• [Problem to work on] Copy each line that contains the string "JSON".

####

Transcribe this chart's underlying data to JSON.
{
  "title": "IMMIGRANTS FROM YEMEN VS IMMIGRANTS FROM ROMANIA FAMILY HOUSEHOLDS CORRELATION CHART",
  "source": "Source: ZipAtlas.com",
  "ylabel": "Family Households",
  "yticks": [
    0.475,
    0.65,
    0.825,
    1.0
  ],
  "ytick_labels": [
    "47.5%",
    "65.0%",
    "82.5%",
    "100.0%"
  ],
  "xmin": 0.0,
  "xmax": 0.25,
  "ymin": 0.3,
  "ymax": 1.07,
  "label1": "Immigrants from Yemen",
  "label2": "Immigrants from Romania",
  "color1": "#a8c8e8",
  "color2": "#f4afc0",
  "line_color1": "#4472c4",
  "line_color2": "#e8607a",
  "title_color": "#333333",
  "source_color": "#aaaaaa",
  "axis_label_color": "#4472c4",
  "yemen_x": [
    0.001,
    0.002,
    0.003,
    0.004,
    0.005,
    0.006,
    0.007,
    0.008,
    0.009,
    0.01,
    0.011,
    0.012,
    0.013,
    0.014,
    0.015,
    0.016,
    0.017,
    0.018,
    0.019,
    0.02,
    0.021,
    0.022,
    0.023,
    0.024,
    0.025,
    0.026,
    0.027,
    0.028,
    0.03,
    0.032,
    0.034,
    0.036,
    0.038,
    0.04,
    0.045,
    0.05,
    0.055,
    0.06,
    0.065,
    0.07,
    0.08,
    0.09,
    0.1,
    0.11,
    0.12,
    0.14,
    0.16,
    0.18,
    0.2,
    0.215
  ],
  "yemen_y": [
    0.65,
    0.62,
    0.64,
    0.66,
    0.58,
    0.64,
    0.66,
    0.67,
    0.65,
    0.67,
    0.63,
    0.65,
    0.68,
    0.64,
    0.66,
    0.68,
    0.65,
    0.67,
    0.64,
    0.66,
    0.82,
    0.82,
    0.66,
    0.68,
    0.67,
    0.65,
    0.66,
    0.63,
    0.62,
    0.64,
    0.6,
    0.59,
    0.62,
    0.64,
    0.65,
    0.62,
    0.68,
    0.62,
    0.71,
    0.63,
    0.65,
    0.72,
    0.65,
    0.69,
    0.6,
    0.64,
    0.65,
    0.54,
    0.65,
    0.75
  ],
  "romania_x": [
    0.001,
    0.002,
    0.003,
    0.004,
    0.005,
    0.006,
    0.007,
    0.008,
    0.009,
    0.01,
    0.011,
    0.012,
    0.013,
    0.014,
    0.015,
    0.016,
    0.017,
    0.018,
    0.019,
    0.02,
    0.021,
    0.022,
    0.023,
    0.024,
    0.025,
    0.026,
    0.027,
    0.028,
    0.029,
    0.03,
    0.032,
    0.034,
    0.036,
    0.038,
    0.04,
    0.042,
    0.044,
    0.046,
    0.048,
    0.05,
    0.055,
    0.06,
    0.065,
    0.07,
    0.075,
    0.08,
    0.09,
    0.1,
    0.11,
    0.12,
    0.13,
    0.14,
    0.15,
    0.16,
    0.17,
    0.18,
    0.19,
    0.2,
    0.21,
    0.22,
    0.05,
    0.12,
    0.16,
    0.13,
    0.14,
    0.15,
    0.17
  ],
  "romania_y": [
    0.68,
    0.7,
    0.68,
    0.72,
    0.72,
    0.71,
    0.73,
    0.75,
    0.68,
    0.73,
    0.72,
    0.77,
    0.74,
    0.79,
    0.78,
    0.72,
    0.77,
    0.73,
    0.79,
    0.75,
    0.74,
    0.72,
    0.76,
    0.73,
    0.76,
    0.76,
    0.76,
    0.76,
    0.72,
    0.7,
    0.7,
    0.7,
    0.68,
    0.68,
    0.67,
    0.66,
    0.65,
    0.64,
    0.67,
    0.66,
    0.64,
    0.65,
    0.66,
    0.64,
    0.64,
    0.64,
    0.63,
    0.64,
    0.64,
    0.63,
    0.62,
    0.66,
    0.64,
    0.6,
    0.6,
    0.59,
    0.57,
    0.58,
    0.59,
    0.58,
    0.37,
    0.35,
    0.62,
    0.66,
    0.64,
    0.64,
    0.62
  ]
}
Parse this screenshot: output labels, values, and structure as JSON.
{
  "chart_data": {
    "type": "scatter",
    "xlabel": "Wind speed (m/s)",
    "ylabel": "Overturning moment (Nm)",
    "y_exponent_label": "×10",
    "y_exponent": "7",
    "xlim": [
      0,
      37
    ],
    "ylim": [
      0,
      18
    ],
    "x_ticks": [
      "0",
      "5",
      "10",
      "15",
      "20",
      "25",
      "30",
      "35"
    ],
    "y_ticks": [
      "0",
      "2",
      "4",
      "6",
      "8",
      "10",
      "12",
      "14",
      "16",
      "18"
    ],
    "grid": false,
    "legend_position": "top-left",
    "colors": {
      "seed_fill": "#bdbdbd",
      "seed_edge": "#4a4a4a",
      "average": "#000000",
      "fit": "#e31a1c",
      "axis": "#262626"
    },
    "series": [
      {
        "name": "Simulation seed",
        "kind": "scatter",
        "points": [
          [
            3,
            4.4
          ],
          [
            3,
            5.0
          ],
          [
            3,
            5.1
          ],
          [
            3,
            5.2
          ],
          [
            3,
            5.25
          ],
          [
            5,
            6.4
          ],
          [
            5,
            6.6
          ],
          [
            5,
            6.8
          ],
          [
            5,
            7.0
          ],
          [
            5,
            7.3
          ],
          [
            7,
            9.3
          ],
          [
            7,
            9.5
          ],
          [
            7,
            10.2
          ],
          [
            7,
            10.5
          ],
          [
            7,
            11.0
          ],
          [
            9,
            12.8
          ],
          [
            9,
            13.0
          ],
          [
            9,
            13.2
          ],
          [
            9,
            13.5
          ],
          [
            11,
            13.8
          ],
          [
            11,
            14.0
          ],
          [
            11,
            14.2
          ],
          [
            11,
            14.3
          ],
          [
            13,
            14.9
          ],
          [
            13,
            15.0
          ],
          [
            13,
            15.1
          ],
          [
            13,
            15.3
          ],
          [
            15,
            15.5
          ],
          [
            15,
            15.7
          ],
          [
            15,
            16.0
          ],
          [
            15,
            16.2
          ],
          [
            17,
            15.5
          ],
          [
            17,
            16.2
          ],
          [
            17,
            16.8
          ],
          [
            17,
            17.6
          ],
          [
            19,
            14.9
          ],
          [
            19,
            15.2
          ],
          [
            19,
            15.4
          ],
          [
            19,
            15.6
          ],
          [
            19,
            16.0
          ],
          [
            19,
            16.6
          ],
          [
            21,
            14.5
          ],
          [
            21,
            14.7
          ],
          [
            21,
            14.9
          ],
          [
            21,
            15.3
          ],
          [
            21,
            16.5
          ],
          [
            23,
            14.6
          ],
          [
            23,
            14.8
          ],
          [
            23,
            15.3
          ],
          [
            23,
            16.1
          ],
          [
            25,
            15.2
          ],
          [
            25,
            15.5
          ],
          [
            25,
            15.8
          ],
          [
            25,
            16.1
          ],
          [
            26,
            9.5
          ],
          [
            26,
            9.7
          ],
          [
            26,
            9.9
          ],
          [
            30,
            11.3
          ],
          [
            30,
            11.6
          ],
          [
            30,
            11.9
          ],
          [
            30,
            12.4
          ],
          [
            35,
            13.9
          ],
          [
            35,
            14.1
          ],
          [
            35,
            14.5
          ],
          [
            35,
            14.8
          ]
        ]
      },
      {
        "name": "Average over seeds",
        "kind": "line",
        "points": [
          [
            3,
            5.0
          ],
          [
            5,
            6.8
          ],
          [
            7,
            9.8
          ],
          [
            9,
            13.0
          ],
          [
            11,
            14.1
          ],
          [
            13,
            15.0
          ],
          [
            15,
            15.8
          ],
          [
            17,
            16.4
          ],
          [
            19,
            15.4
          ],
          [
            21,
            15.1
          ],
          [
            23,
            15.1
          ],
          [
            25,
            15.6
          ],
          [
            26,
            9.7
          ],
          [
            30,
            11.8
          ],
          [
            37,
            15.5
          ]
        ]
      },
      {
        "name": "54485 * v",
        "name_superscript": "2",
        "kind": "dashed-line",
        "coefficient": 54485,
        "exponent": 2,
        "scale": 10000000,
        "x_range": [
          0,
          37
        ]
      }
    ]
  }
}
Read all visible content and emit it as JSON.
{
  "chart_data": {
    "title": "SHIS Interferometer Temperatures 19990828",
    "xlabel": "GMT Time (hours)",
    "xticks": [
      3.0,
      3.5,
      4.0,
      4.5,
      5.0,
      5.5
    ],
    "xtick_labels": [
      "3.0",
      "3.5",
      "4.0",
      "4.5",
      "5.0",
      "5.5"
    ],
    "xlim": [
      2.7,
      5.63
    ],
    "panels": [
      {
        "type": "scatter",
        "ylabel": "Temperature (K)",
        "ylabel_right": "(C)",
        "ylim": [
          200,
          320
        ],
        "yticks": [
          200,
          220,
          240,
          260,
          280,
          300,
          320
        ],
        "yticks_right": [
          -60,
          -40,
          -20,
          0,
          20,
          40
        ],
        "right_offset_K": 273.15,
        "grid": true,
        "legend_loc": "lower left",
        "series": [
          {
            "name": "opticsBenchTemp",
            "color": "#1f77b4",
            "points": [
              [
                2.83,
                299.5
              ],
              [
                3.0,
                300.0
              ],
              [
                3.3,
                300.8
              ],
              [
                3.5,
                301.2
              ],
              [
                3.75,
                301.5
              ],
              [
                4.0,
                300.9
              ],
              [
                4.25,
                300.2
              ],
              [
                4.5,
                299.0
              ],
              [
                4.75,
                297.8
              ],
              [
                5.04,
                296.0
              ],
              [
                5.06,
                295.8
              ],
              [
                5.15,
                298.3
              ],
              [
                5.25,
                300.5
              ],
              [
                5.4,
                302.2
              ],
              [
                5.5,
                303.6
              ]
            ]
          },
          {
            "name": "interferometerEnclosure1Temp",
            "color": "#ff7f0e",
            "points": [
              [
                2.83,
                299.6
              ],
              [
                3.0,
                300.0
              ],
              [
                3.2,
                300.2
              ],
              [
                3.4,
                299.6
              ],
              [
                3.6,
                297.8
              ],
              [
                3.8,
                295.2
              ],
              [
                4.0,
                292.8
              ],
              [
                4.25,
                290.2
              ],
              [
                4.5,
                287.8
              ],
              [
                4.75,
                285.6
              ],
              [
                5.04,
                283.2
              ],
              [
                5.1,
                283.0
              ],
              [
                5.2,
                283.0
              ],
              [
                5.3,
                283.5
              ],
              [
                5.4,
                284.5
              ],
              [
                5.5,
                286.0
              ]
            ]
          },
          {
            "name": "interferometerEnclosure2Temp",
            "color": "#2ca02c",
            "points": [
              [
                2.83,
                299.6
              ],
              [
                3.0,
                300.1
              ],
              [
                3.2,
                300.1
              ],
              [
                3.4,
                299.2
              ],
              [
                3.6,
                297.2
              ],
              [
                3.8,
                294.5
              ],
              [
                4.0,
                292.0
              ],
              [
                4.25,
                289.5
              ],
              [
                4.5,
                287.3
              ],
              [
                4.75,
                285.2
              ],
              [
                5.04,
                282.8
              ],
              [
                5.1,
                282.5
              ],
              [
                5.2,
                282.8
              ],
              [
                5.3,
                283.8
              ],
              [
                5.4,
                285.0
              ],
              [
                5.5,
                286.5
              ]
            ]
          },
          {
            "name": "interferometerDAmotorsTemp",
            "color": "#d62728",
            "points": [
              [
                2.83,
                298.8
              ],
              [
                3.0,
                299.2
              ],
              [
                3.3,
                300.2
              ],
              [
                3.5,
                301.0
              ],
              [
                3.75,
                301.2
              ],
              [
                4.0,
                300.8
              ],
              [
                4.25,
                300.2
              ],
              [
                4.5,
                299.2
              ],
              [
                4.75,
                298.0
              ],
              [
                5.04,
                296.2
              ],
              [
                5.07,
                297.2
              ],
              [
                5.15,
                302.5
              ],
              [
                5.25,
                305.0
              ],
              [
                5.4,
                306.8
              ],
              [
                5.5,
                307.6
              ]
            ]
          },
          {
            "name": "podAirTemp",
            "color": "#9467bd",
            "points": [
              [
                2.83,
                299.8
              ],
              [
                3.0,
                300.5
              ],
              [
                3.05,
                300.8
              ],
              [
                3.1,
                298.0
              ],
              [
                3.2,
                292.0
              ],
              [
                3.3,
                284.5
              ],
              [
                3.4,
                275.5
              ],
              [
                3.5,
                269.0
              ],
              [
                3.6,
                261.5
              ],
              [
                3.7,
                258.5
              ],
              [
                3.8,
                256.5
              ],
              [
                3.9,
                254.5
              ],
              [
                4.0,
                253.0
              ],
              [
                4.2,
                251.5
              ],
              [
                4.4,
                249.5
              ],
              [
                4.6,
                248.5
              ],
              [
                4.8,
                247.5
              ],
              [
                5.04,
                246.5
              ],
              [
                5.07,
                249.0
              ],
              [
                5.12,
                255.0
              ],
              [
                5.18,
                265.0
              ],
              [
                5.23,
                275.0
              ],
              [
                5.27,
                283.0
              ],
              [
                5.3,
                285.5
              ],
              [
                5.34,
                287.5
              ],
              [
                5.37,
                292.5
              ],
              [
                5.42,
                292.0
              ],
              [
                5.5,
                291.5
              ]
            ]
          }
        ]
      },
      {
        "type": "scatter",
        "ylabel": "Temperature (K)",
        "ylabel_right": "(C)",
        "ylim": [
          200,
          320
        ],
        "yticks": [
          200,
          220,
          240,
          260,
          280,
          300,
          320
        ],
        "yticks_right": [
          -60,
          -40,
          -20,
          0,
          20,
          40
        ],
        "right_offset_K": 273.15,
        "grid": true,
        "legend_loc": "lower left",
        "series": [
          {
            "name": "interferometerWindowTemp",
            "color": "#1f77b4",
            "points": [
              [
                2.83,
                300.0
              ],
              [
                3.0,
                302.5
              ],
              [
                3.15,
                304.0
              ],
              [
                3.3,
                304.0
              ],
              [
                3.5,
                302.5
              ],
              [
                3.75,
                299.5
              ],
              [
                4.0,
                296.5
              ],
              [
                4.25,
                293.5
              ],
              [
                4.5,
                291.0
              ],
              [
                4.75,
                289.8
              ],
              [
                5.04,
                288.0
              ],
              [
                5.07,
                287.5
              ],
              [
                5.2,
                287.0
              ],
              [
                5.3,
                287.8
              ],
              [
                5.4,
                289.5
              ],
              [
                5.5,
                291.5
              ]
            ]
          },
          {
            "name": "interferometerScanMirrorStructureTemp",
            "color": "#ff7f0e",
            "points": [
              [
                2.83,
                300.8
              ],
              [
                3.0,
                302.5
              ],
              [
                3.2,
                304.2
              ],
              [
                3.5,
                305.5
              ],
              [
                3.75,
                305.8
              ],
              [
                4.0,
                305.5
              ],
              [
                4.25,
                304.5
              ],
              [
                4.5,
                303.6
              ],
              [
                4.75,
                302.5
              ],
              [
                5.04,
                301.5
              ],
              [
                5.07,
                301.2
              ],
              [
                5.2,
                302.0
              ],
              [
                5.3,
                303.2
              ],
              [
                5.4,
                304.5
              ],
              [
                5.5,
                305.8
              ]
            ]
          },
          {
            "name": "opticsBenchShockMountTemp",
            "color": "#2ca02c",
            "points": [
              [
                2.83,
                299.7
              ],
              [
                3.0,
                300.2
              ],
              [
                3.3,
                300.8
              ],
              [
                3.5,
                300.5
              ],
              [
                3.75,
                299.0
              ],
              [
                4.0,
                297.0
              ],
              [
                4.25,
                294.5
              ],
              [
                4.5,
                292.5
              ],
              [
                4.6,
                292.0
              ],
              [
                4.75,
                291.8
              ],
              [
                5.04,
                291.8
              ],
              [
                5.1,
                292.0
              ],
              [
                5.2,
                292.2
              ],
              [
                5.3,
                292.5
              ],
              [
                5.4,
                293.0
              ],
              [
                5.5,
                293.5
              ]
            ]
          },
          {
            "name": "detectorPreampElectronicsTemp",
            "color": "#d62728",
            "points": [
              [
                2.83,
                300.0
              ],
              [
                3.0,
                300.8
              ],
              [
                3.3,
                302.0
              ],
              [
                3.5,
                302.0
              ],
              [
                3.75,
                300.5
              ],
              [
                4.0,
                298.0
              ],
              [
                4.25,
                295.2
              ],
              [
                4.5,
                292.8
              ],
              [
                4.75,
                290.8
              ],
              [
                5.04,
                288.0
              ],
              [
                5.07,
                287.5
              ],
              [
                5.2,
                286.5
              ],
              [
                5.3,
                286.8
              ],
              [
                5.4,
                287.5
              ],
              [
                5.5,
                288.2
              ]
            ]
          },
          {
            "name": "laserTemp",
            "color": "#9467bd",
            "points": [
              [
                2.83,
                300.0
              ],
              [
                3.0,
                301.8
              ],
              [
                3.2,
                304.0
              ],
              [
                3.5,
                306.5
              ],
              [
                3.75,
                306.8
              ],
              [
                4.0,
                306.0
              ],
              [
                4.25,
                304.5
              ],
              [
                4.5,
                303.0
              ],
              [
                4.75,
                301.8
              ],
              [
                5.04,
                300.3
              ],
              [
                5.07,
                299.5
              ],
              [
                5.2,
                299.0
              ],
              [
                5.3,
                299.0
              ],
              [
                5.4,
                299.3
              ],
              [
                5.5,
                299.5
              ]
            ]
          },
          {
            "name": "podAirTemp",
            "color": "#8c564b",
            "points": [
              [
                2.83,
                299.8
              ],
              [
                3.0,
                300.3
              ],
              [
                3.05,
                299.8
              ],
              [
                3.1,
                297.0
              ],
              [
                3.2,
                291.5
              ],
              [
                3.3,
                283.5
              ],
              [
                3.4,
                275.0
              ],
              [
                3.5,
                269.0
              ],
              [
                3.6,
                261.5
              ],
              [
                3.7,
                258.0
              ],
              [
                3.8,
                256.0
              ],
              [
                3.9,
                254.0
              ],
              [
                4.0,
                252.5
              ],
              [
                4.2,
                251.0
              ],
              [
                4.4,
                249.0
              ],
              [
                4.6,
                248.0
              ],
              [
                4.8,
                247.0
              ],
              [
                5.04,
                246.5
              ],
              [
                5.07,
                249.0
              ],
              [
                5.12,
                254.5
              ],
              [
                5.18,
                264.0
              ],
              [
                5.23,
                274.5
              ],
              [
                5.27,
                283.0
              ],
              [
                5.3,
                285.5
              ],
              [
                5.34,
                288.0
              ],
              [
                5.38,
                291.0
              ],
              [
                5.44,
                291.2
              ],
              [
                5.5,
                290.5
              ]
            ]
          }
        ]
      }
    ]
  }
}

####

• [Result]
Transcribe this chart's underlying data to JSON.
Parse this screenshot: output labels, values, and structure as JSON.
Read all visible content and emit it as JSON.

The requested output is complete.